▸ **What the task asks**
Copy each of the records below word for word, changing nothing.

↓↓↓

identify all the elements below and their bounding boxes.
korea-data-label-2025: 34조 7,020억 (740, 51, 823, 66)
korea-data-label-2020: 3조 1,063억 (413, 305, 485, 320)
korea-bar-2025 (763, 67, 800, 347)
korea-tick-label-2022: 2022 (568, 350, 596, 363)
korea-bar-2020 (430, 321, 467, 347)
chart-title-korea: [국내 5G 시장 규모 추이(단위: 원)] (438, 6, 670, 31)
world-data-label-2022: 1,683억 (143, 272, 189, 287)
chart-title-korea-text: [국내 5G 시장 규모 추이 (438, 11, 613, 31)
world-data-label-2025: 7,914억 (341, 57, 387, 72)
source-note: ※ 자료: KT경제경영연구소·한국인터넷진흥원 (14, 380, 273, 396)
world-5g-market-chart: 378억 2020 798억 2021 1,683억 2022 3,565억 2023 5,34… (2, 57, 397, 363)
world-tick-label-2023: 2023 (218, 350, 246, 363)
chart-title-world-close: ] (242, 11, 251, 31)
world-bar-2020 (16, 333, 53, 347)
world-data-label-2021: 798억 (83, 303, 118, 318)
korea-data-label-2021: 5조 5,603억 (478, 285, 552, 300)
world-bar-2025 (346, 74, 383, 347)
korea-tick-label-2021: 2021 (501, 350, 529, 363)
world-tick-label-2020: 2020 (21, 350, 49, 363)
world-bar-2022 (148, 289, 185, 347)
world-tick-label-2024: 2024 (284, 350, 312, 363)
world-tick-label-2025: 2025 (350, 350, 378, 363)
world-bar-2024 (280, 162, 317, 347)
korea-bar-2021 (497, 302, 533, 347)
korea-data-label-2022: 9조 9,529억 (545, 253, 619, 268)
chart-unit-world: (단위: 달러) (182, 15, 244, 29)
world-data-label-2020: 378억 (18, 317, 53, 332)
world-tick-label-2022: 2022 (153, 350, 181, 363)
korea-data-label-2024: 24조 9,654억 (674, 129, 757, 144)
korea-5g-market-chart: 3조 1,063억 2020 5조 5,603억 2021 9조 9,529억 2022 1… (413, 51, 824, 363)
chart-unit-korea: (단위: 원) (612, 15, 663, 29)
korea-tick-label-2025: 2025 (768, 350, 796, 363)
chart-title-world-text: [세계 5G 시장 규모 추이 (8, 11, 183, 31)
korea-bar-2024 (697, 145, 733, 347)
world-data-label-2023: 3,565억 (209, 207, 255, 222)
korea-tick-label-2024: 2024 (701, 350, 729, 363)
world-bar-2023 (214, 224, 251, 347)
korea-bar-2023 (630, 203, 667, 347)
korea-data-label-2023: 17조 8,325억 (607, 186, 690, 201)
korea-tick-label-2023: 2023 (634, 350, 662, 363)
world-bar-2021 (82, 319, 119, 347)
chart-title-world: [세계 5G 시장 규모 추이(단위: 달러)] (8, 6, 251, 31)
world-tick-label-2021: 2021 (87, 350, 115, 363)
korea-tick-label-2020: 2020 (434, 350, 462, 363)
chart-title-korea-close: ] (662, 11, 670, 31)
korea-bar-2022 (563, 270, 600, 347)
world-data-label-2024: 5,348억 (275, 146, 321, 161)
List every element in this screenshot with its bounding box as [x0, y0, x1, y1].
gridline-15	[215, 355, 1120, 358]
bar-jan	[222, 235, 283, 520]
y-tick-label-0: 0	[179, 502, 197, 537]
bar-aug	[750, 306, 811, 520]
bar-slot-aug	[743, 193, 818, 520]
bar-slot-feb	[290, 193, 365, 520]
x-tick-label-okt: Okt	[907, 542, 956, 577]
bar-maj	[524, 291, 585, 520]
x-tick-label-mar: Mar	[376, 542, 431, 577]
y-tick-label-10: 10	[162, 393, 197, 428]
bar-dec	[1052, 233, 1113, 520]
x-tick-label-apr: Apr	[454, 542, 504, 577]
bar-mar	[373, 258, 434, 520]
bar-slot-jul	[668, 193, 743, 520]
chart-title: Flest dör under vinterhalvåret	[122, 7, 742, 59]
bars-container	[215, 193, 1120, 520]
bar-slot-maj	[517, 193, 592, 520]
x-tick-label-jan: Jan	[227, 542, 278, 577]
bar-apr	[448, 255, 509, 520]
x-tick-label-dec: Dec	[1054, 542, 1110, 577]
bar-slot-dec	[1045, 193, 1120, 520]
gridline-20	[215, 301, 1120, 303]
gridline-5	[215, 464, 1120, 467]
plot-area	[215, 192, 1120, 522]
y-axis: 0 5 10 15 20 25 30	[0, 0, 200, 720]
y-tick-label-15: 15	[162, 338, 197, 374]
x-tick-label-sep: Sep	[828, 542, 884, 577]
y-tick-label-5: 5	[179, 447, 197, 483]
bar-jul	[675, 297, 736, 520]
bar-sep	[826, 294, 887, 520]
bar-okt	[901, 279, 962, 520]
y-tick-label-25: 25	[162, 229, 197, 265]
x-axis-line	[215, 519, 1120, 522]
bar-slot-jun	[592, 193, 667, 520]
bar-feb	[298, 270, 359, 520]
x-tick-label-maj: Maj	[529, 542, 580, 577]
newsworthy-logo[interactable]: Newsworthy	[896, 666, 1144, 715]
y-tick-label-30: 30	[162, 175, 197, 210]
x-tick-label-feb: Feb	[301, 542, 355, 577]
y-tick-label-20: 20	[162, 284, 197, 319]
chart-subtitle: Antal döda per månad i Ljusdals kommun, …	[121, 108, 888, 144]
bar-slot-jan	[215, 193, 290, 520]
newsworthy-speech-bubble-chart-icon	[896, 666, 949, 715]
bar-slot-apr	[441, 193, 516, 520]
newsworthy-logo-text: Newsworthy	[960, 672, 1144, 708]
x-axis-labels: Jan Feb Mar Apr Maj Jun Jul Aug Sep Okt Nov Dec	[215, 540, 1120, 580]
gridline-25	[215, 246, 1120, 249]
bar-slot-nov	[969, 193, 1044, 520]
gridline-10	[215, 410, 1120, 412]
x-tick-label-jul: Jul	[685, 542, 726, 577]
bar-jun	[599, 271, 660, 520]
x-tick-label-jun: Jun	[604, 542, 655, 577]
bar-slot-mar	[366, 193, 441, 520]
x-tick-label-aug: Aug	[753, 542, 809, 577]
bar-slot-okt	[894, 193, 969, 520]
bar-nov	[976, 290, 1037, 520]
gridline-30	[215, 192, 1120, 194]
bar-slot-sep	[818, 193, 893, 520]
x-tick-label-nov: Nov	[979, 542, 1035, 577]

↑↑↑

▸ **Final answer**
identify all the elements below and their bounding boxes.
korea-data-label-2025: 34조 7,020억 (740, 51, 823, 66)
korea-data-label-2020: 3조 1,063억 (413, 305, 485, 320)
korea-bar-2025 (763, 67, 800, 347)
korea-tick-label-2022: 2022 (568, 350, 596, 363)
korea-bar-2020 (430, 321, 467, 347)
chart-title-korea: [국내 5G 시장 규모 추이(단위: 원)] (438, 6, 670, 31)
world-data-label-2022: 1,683억 (143, 272, 189, 287)
chart-title-korea-text: [국내 5G 시장 규모 추이 (438, 11, 613, 31)
world-data-label-2025: 7,914억 (341, 57, 387, 72)
source-note: ※ 자료: KT경제경영연구소·한국인터넷진흥원 (14, 380, 273, 396)
world-5g-market-chart: 378억 2020 798억 2021 1,683억 2022 3,565억 2023 5,34… (2, 57, 397, 363)
world-tick-label-2023: 2023 (218, 350, 246, 363)
chart-title-world-close: ] (242, 11, 251, 31)
world-bar-2020 (16, 333, 53, 347)
world-data-label-2021: 798억 (83, 303, 118, 318)
korea-data-label-2021: 5조 5,603억 (478, 285, 552, 300)
world-bar-2025 (346, 74, 383, 347)
korea-tick-label-2021: 2021 (501, 350, 529, 363)
world-tick-label-2020: 2020 (21, 350, 49, 363)
world-bar-2022 (148, 289, 185, 347)
world-tick-label-2024: 2024 (284, 350, 312, 363)
world-tick-label-2025: 2025 (350, 350, 378, 363)
world-bar-2024 (280, 162, 317, 347)
korea-bar-2021 (497, 302, 533, 347)
korea-data-label-2022: 9조 9,529억 (545, 253, 619, 268)
chart-unit-world: (단위: 달러) (182, 15, 244, 29)
world-data-label-2020: 378억 (18, 317, 53, 332)
world-tick-label-2022: 2022 (153, 350, 181, 363)
korea-data-label-2024: 24조 9,654억 (674, 129, 757, 144)
korea-5g-market-chart: 3조 1,063억 2020 5조 5,603억 2021 9조 9,529억 2022 1… (413, 51, 824, 363)
chart-unit-korea: (단위: 원) (612, 15, 663, 29)
korea-tick-label-2025: 2025 (768, 350, 796, 363)
chart-title-world-text: [세계 5G 시장 규모 추이 (8, 11, 183, 31)
korea-bar-2024 (697, 145, 733, 347)
world-data-label-2023: 3,565억 (209, 207, 255, 222)
korea-tick-label-2024: 2024 (701, 350, 729, 363)
world-bar-2023 (214, 224, 251, 347)
korea-bar-2023 (630, 203, 667, 347)
korea-data-label-2023: 17조 8,325억 (607, 186, 690, 201)
korea-tick-label-2023: 2023 (634, 350, 662, 363)
world-bar-2021 (82, 319, 119, 347)
chart-title-world: [세계 5G 시장 규모 추이(단위: 달러)] (8, 6, 251, 31)
world-tick-label-2021: 2021 (87, 350, 115, 363)
korea-tick-label-2020: 2020 (434, 350, 462, 363)
chart-title-korea-close: ] (662, 11, 670, 31)
korea-bar-2022 (563, 270, 600, 347)
world-data-label-2024: 5,348억 (275, 146, 321, 161)
List every element in this screenshot with its bounding box as [x0, y0, x1, y1].
gridline-15	[215, 355, 1120, 358]
bar-jan	[222, 235, 283, 520]
y-tick-label-0: 0	[179, 502, 197, 537]
bar-aug	[750, 306, 811, 520]
bar-slot-aug	[743, 193, 818, 520]
bar-slot-feb	[290, 193, 365, 520]
x-tick-label-okt: Okt	[907, 542, 956, 577]
bar-maj	[524, 291, 585, 520]
x-tick-label-mar: Mar	[376, 542, 431, 577]
y-tick-label-10: 10	[162, 393, 197, 428]
bar-dec	[1052, 233, 1113, 520]
x-tick-label-apr: Apr	[454, 542, 504, 577]
bar-mar	[373, 258, 434, 520]
bar-slot-jul	[668, 193, 743, 520]
chart-title: Flest dör under vinterhalvåret	[122, 7, 742, 59]
bars-container	[215, 193, 1120, 520]
bar-slot-maj	[517, 193, 592, 520]
x-tick-label-jan: Jan	[227, 542, 278, 577]
bar-apr	[448, 255, 509, 520]
x-tick-label-dec: Dec	[1054, 542, 1110, 577]
bar-slot-dec	[1045, 193, 1120, 520]
gridline-20	[215, 301, 1120, 303]
gridline-5	[215, 464, 1120, 467]
plot-area	[215, 192, 1120, 522]
y-axis: 0 5 10 15 20 25 30	[0, 0, 200, 720]
y-tick-label-15: 15	[162, 338, 197, 374]
x-tick-label-sep: Sep	[828, 542, 884, 577]
y-tick-label-5: 5	[179, 447, 197, 483]
bar-jul	[675, 297, 736, 520]
bar-sep	[826, 294, 887, 520]
bar-okt	[901, 279, 962, 520]
y-tick-label-25: 25	[162, 229, 197, 265]
x-axis-line	[215, 519, 1120, 522]
bar-slot-jun	[592, 193, 667, 520]
bar-feb	[298, 270, 359, 520]
x-tick-label-maj: Maj	[529, 542, 580, 577]
newsworthy-logo[interactable]: Newsworthy	[896, 666, 1144, 715]
y-tick-label-30: 30	[162, 175, 197, 210]
x-tick-label-feb: Feb	[301, 542, 355, 577]
y-tick-label-20: 20	[162, 284, 197, 319]
chart-subtitle: Antal döda per månad i Ljusdals kommun, …	[121, 108, 888, 144]
bar-slot-jan	[215, 193, 290, 520]
newsworthy-speech-bubble-chart-icon	[896, 666, 949, 715]
bar-slot-apr	[441, 193, 516, 520]
newsworthy-logo-text: Newsworthy	[960, 672, 1144, 708]
x-axis-labels: Jan Feb Mar Apr Maj Jun Jul Aug Sep Okt Nov Dec	[215, 540, 1120, 580]
gridline-25	[215, 246, 1120, 249]
bar-slot-nov	[969, 193, 1044, 520]
gridline-10	[215, 410, 1120, 412]
x-tick-label-jul: Jul	[685, 542, 726, 577]
bar-jun	[599, 271, 660, 520]
x-tick-label-jun: Jun	[604, 542, 655, 577]
bar-slot-mar	[366, 193, 441, 520]
x-tick-label-aug: Aug	[753, 542, 809, 577]
bar-slot-okt	[894, 193, 969, 520]
bar-nov	[976, 290, 1037, 520]
gridline-30	[215, 192, 1120, 194]
bar-slot-sep	[818, 193, 893, 520]
x-tick-label-nov: Nov	[979, 542, 1035, 577]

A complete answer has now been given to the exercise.